↓↓↓

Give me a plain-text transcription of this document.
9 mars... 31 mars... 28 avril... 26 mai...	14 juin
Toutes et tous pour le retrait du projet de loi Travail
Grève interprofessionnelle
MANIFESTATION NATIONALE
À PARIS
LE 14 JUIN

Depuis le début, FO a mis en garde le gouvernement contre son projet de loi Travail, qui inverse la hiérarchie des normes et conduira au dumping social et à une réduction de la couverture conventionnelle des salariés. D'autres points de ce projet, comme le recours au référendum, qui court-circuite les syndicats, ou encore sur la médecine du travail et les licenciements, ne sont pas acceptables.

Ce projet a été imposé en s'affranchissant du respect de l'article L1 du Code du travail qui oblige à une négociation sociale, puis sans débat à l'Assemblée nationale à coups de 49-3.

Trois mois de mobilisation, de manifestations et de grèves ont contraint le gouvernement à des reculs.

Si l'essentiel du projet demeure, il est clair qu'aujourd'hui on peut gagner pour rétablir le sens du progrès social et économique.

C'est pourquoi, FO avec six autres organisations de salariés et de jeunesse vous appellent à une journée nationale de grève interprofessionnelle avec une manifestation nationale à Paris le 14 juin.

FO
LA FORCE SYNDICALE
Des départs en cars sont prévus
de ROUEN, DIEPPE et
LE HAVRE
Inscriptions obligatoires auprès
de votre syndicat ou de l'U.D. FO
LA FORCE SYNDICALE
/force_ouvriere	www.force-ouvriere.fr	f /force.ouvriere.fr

↑↑↑

What you have to do >> Scan the records for the string "interprofessionnelle". Copy each line in which it appears.

Answer to this problem >>
Grève interprofessionnelle
C'est pourquoi, FO avec six autres organisations de salariés et de jeunesse vous appellent à une journée nationale de grève interprofessionnelle avec une manifestation nationale à Paris le 14 juin.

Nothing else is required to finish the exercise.